*** EXCERPTED TEXT ***
The Fritzerkogel is a mountain in the Tennengebirge (Tennen Mountain Range) in the northern Limestone Alps, Austria. With its elevation of 2360 m, is one of the higher peaks in the mountain range. Seen from the north it stands out as a relatively isolated, broad summit block, whose mighty rock faces and steep, rugged, rocky flanks (Schrofen) fall away on all sides. Its 1200 m south cliff face is impressive and makes it a striking two-thousander.

== General ==

The Fritzerkogel rises in the eastern part of the Tennen mountains high above the valley of the Lammer between Abtenau and Anne-Lungötz, directly opposite the Gosau ridge, the Bischofsmütze and the Dachstein mountains. Further to the west is the actual karst plateau of the Tennen mountains, behind the Bleikogel mountain. As a solitary peak, the Fritzerkogel offers a good view in all directions. It is therefore climbed frequently. Tours to the summit depart from the Laufen Hut of the German Alpine Club.
*** End of EXCERPTED TEXT ***
◆ **WHAT NEEDS TO BE DONE**
Reproduce the Fritzerkogel passage above word for word, in full.
*** SUPPLIED DATA ***
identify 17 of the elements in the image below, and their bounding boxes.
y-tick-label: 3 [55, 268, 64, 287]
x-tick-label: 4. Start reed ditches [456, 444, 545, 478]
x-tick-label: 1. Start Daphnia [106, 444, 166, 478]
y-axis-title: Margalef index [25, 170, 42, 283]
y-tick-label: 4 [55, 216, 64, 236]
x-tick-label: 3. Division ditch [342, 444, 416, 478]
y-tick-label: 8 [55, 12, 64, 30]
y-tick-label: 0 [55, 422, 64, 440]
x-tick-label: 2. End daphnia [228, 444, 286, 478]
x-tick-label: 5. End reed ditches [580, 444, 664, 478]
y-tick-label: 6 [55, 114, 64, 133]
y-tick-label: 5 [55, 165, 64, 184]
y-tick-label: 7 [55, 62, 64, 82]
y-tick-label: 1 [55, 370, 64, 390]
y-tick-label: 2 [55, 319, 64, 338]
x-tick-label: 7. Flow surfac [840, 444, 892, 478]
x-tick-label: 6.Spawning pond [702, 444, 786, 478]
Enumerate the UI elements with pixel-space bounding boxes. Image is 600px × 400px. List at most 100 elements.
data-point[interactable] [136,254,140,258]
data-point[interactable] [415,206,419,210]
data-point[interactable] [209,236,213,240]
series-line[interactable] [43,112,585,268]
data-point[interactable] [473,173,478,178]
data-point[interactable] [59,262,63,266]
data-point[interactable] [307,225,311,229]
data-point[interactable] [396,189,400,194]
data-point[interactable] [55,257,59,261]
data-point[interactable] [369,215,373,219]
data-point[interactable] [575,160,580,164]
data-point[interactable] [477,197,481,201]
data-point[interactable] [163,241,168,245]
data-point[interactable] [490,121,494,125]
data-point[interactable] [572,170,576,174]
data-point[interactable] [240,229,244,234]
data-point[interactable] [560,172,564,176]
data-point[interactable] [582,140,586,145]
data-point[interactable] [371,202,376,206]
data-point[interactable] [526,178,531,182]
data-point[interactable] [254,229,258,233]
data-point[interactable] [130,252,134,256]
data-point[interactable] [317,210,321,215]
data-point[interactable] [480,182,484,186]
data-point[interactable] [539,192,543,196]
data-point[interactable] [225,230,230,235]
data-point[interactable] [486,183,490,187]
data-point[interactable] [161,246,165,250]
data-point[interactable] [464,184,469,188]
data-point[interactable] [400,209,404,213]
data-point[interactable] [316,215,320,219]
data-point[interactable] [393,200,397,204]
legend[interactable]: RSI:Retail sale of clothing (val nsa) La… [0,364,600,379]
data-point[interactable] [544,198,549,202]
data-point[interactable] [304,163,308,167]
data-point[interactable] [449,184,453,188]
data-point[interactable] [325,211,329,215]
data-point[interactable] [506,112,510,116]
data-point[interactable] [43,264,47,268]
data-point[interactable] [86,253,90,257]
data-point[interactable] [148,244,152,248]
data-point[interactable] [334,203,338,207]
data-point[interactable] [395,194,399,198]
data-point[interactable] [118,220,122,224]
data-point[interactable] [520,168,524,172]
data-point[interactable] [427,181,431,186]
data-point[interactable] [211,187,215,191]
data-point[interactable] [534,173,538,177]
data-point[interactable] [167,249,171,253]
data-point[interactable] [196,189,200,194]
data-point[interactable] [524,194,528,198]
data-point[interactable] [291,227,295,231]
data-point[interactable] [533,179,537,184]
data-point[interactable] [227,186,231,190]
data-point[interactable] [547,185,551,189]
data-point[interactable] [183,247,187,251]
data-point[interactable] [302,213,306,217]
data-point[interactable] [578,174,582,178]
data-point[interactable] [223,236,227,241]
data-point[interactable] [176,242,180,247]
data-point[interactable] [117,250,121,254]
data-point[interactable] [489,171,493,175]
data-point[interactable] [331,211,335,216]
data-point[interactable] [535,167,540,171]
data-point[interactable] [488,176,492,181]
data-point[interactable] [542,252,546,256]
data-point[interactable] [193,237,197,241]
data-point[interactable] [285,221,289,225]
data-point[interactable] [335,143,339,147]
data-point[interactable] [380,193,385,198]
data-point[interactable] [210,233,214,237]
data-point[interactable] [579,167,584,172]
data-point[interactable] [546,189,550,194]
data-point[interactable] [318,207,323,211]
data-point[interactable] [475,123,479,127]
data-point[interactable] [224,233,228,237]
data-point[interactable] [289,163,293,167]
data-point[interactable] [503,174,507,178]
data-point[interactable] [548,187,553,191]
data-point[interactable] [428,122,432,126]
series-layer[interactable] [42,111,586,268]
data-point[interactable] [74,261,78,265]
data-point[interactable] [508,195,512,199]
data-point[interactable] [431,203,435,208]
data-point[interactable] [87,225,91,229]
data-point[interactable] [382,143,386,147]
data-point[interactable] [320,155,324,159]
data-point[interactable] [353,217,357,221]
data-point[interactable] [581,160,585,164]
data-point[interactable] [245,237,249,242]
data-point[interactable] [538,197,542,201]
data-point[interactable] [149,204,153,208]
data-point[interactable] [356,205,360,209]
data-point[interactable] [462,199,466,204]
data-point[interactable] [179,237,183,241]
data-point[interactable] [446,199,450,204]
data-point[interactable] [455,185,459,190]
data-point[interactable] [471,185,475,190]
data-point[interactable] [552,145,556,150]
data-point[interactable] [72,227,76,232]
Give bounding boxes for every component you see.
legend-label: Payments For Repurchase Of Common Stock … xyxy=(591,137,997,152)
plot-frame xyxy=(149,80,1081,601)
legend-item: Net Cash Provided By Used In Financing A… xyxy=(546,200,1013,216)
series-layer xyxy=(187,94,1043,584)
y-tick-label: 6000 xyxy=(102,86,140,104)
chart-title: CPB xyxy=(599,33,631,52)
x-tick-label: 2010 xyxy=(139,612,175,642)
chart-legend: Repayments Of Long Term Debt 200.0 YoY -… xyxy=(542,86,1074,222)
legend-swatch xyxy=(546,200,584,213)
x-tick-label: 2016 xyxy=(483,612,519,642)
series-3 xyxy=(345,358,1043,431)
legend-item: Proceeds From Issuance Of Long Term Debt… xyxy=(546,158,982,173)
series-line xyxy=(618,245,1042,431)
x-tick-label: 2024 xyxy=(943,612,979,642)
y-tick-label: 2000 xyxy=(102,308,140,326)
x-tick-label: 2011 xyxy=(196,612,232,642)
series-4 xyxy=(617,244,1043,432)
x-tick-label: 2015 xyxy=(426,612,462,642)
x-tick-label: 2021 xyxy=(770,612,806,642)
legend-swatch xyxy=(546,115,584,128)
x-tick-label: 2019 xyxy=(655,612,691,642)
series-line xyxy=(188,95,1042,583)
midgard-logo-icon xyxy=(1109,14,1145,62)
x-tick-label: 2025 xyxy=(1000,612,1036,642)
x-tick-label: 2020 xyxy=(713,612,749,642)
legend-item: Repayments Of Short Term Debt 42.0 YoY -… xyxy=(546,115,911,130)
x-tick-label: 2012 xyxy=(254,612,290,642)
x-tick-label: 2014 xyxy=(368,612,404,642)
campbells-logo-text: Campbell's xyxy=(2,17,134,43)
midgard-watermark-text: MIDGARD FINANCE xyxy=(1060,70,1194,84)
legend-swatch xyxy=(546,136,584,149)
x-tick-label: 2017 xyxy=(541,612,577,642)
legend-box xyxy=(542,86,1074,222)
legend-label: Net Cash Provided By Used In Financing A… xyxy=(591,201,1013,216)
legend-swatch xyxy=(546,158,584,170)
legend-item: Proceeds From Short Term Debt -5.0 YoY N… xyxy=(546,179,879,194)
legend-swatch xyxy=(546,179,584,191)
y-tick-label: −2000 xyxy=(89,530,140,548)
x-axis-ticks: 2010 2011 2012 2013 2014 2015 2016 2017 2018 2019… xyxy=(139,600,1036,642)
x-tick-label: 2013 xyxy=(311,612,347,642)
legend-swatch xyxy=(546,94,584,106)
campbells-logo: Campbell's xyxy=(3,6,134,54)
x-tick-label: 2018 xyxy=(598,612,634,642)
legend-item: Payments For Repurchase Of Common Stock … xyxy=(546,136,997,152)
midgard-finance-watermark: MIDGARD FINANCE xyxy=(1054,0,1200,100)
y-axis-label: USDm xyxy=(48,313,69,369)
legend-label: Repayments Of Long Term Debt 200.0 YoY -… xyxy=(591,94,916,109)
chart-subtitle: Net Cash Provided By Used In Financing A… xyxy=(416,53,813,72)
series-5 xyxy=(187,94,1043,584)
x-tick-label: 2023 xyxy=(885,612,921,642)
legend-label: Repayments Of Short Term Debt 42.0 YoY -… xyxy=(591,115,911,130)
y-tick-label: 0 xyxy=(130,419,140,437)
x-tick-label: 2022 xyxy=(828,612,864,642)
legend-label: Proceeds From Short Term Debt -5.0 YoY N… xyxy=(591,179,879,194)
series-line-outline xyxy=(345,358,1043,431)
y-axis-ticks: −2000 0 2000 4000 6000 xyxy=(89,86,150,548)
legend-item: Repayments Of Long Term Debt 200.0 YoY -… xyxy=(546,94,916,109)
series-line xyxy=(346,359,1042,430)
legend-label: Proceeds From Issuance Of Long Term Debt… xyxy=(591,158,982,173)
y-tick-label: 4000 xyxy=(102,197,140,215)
*** End of SUPPLIED DATA ***
◆ **ANSWER SPACE**
The Fritzerkogel is a mountain in the Tennengebirge (Tennen Mountain Range) in the northern Limestone Alps, Austria. With its elevation of 2360 m, is one of the higher peaks in the mountain range. Seen from the north it stands out as a relatively isolated, broad summit block, whose mighty rock faces and steep, rugged, rocky flanks (Schrofen) fall away on all sides. Its 1200 m south cliff face is impressive and makes it a striking two-thousander.

== General ==

The Fritzerkogel rises in the eastern part of the Tennen mountains high above the valley of the Lammer between Abtenau and Anne-Lungötz, directly opposite the Gosau ridge, the Bischofsmütze and the Dachstein mountains. Further to the west is the actual karst plateau of the Tennen mountains, behind the Bleikogel mountain. As a solitary peak, the Fritzerkogel offers a good view in all directions. It is therefore climbed frequently. Tours to the summit depart from the Laufen Hut of the German Alpine Club.